=== Provided information ===

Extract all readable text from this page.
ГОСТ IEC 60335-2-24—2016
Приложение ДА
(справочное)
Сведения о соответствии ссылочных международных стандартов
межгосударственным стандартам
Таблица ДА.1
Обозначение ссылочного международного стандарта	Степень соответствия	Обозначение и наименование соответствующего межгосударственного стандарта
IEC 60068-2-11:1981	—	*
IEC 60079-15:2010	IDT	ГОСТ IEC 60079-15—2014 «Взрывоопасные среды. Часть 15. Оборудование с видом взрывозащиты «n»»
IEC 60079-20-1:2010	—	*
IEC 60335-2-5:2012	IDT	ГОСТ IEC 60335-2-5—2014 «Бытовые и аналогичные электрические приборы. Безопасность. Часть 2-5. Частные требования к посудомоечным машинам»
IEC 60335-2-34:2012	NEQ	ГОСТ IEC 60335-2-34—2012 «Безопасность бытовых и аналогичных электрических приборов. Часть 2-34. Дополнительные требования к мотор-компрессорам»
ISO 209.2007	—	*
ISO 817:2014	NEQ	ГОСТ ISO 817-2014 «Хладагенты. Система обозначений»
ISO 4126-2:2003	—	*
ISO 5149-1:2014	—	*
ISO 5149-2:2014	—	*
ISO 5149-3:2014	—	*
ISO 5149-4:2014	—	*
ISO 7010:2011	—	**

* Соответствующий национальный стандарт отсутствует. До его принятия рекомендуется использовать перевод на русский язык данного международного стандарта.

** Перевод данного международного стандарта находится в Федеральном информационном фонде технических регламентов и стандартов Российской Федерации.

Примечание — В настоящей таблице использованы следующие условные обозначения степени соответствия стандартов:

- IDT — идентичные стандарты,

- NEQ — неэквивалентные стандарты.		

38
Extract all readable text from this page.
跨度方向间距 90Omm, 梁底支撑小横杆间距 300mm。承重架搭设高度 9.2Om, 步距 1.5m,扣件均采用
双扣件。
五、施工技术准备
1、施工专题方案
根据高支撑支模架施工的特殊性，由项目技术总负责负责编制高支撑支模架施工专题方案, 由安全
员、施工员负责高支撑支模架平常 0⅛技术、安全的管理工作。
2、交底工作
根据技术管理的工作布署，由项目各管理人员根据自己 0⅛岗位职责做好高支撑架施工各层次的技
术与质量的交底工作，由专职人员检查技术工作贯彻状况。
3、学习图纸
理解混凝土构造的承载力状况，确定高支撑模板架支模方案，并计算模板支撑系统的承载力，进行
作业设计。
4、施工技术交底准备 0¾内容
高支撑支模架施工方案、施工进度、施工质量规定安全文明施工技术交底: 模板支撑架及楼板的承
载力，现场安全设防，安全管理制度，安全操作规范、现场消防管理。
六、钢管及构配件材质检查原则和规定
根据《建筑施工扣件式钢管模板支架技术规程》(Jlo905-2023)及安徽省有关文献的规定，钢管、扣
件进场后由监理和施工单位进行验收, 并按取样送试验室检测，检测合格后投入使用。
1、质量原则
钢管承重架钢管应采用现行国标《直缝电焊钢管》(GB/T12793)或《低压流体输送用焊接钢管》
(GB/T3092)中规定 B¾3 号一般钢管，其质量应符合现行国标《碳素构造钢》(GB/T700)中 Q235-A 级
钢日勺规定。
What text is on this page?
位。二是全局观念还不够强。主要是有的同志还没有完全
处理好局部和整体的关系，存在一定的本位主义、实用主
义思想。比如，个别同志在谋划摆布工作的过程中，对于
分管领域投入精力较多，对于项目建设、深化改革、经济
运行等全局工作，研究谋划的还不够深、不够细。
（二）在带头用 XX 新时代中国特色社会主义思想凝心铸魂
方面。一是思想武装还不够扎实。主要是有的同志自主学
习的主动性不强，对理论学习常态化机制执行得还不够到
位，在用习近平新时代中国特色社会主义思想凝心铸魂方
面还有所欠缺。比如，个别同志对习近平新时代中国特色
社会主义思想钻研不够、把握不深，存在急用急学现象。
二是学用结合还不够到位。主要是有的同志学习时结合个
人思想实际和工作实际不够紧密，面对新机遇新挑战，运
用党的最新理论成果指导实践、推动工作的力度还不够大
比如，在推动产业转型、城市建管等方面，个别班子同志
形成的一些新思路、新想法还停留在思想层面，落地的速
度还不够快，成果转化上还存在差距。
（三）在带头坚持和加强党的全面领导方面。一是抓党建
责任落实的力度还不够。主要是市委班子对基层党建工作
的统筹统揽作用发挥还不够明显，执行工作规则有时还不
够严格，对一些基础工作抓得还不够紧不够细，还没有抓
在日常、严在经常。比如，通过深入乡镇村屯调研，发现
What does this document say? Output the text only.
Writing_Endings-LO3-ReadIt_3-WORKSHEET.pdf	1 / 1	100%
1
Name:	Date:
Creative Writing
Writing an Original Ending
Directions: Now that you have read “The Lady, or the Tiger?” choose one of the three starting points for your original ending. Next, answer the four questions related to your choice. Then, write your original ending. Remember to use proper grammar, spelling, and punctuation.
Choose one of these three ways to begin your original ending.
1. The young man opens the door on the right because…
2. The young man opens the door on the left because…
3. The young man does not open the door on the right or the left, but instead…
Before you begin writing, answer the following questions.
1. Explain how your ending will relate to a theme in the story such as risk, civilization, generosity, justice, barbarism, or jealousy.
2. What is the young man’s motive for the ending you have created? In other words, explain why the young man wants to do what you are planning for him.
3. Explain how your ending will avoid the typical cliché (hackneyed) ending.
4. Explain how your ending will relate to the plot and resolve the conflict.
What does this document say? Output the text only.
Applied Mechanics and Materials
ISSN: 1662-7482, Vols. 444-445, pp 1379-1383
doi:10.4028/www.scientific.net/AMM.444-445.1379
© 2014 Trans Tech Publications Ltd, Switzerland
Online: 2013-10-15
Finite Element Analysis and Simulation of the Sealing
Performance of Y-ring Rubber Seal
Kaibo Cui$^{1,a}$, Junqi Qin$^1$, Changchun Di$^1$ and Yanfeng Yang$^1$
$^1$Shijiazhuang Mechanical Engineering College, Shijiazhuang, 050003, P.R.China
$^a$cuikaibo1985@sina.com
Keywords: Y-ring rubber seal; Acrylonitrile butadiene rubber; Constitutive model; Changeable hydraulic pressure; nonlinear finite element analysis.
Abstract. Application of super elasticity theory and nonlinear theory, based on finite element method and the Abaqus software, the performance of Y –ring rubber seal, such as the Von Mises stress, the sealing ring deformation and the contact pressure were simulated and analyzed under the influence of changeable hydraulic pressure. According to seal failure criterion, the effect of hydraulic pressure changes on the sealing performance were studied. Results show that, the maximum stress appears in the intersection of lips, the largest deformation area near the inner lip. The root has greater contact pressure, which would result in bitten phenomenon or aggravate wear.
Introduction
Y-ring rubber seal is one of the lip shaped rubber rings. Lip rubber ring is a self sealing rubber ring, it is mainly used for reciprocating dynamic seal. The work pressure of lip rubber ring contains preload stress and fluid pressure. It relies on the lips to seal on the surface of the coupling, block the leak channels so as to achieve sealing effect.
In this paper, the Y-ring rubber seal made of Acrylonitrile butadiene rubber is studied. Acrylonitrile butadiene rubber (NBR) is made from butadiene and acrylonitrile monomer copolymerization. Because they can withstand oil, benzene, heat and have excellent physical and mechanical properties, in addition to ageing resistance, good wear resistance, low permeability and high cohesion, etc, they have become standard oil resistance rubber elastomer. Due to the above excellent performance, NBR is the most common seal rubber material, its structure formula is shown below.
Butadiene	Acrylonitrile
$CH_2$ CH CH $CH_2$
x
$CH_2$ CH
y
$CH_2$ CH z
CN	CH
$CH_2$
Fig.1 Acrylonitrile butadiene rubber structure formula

===

### Task
Transcribe the material above in its entirety. Match it exactly.

### Answer to this task
Extract all readable text from this page.
ГОСТ IEC 60335-2-24—2016
Приложение ДА
(справочное)
Сведения о соответствии ссылочных международных стандартов
межгосударственным стандартам
Таблица ДА.1
Обозначение ссылочного международного стандарта	Степень соответствия	Обозначение и наименование соответствующего межгосударственного стандарта
IEC 60068-2-11:1981	—	*
IEC 60079-15:2010	IDT	ГОСТ IEC 60079-15—2014 «Взрывоопасные среды. Часть 15. Оборудование с видом взрывозащиты «n»»
IEC 60079-20-1:2010	—	*
IEC 60335-2-5:2012	IDT	ГОСТ IEC 60335-2-5—2014 «Бытовые и аналогичные электрические приборы. Безопасность. Часть 2-5. Частные требования к посудомоечным машинам»
IEC 60335-2-34:2012	NEQ	ГОСТ IEC 60335-2-34—2012 «Безопасность бытовых и аналогичных электрических приборов. Часть 2-34. Дополнительные требования к мотор-компрессорам»
ISO 209.2007	—	*
ISO 817:2014	NEQ	ГОСТ ISO 817-2014 «Хладагенты. Система обозначений»
ISO 4126-2:2003	—	*
ISO 5149-1:2014	—	*
ISO 5149-2:2014	—	*
ISO 5149-3:2014	—	*
ISO 5149-4:2014	—	*
ISO 7010:2011	—	**

* Соответствующий национальный стандарт отсутствует. До его принятия рекомендуется использовать перевод на русский язык данного международного стандарта.

** Перевод данного международного стандарта находится в Федеральном информационном фонде технических регламентов и стандартов Российской Федерации.

Примечание — В настоящей таблице использованы следующие условные обозначения степени соответствия стандартов:

- IDT — идентичные стандарты,

- NEQ — неэквивалентные стандарты.		

38
Extract all readable text from this page.
跨度方向间距 90Omm, 梁底支撑小横杆间距 300mm。承重架搭设高度 9.2Om, 步距 1.5m,扣件均采用
双扣件。
五、施工技术准备
1、施工专题方案
根据高支撑支模架施工的特殊性，由项目技术总负责负责编制高支撑支模架施工专题方案, 由安全
员、施工员负责高支撑支模架平常 0⅛技术、安全的管理工作。
2、交底工作
根据技术管理的工作布署，由项目各管理人员根据自己 0⅛岗位职责做好高支撑架施工各层次的技
术与质量的交底工作，由专职人员检查技术工作贯彻状况。
3、学习图纸
理解混凝土构造的承载力状况，确定高支撑模板架支模方案，并计算模板支撑系统的承载力，进行
作业设计。
4、施工技术交底准备 0¾内容
高支撑支模架施工方案、施工进度、施工质量规定安全文明施工技术交底: 模板支撑架及楼板的承
载力，现场安全设防，安全管理制度，安全操作规范、现场消防管理。
六、钢管及构配件材质检查原则和规定
根据《建筑施工扣件式钢管模板支架技术规程》(Jlo905-2023)及安徽省有关文献的规定，钢管、扣
件进场后由监理和施工单位进行验收, 并按取样送试验室检测，检测合格后投入使用。
1、质量原则
钢管承重架钢管应采用现行国标《直缝电焊钢管》(GB/T12793)或《低压流体输送用焊接钢管》
(GB/T3092)中规定 B¾3 号一般钢管，其质量应符合现行国标《碳素构造钢》(GB/T700)中 Q235-A 级
钢日勺规定。
What text is on this page?
位。二是全局观念还不够强。主要是有的同志还没有完全
处理好局部和整体的关系，存在一定的本位主义、实用主
义思想。比如，个别同志在谋划摆布工作的过程中，对于
分管领域投入精力较多，对于项目建设、深化改革、经济
运行等全局工作，研究谋划的还不够深、不够细。
（二）在带头用 XX 新时代中国特色社会主义思想凝心铸魂
方面。一是思想武装还不够扎实。主要是有的同志自主学
习的主动性不强，对理论学习常态化机制执行得还不够到
位，在用习近平新时代中国特色社会主义思想凝心铸魂方
面还有所欠缺。比如，个别同志对习近平新时代中国特色
社会主义思想钻研不够、把握不深，存在急用急学现象。
二是学用结合还不够到位。主要是有的同志学习时结合个
人思想实际和工作实际不够紧密，面对新机遇新挑战，运
用党的最新理论成果指导实践、推动工作的力度还不够大
比如，在推动产业转型、城市建管等方面，个别班子同志
形成的一些新思路、新想法还停留在思想层面，落地的速
度还不够快，成果转化上还存在差距。
（三）在带头坚持和加强党的全面领导方面。一是抓党建
责任落实的力度还不够。主要是市委班子对基层党建工作
的统筹统揽作用发挥还不够明显，执行工作规则有时还不
够严格，对一些基础工作抓得还不够紧不够细，还没有抓
在日常、严在经常。比如，通过深入乡镇村屯调研，发现
What does this document say? Output the text only.
Writing_Endings-LO3-ReadIt_3-WORKSHEET.pdf	1 / 1	100%
1
Name:	Date:
Creative Writing
Writing an Original Ending
Directions: Now that you have read “The Lady, or the Tiger?” choose one of the three starting points for your original ending. Next, answer the four questions related to your choice. Then, write your original ending. Remember to use proper grammar, spelling, and punctuation.
Choose one of these three ways to begin your original ending.
1. The young man opens the door on the right because…
2. The young man opens the door on the left because…
3. The young man does not open the door on the right or the left, but instead…
Before you begin writing, answer the following questions.
1. Explain how your ending will relate to a theme in the story such as risk, civilization, generosity, justice, barbarism, or jealousy.
2. What is the young man’s motive for the ending you have created? In other words, explain why the young man wants to do what you are planning for him.
3. Explain how your ending will avoid the typical cliché (hackneyed) ending.
4. Explain how your ending will relate to the plot and resolve the conflict.
What does this document say? Output the text only.
Applied Mechanics and Materials
ISSN: 1662-7482, Vols. 444-445, pp 1379-1383
doi:10.4028/www.scientific.net/AMM.444-445.1379
© 2014 Trans Tech Publications Ltd, Switzerland
Online: 2013-10-15
Finite Element Analysis and Simulation of the Sealing
Performance of Y-ring Rubber Seal
Kaibo Cui$^{1,a}$, Junqi Qin$^1$, Changchun Di$^1$ and Yanfeng Yang$^1$
$^1$Shijiazhuang Mechanical Engineering College, Shijiazhuang, 050003, P.R.China
$^a$cuikaibo1985@sina.com
Keywords: Y-ring rubber seal; Acrylonitrile butadiene rubber; Constitutive model; Changeable hydraulic pressure; nonlinear finite element analysis.
Abstract. Application of super elasticity theory and nonlinear theory, based on finite element method and the Abaqus software, the performance of Y –ring rubber seal, such as the Von Mises stress, the sealing ring deformation and the contact pressure were simulated and analyzed under the influence of changeable hydraulic pressure. According to seal failure criterion, the effect of hydraulic pressure changes on the sealing performance were studied. Results show that, the maximum stress appears in the intersection of lips, the largest deformation area near the inner lip. The root has greater contact pressure, which would result in bitten phenomenon or aggravate wear.
Introduction
Y-ring rubber seal is one of the lip shaped rubber rings. Lip rubber ring is a self sealing rubber ring, it is mainly used for reciprocating dynamic seal. The work pressure of lip rubber ring contains preload stress and fluid pressure. It relies on the lips to seal on the surface of the coupling, block the leak channels so as to achieve sealing effect.
In this paper, the Y-ring rubber seal made of Acrylonitrile butadiene rubber is studied. Acrylonitrile butadiene rubber (NBR) is made from butadiene and acrylonitrile monomer copolymerization. Because they can withstand oil, benzene, heat and have excellent physical and mechanical properties, in addition to ageing resistance, good wear resistance, low permeability and high cohesion, etc, they have become standard oil resistance rubber elastomer. Due to the above excellent performance, NBR is the most common seal rubber material, its structure formula is shown below.
Butadiene	Acrylonitrile
$CH_2$ CH CH $CH_2$
x
$CH_2$ CH
y
$CH_2$ CH z
CN	CH
$CH_2$
Fig.1 Acrylonitrile butadiene rubber structure formula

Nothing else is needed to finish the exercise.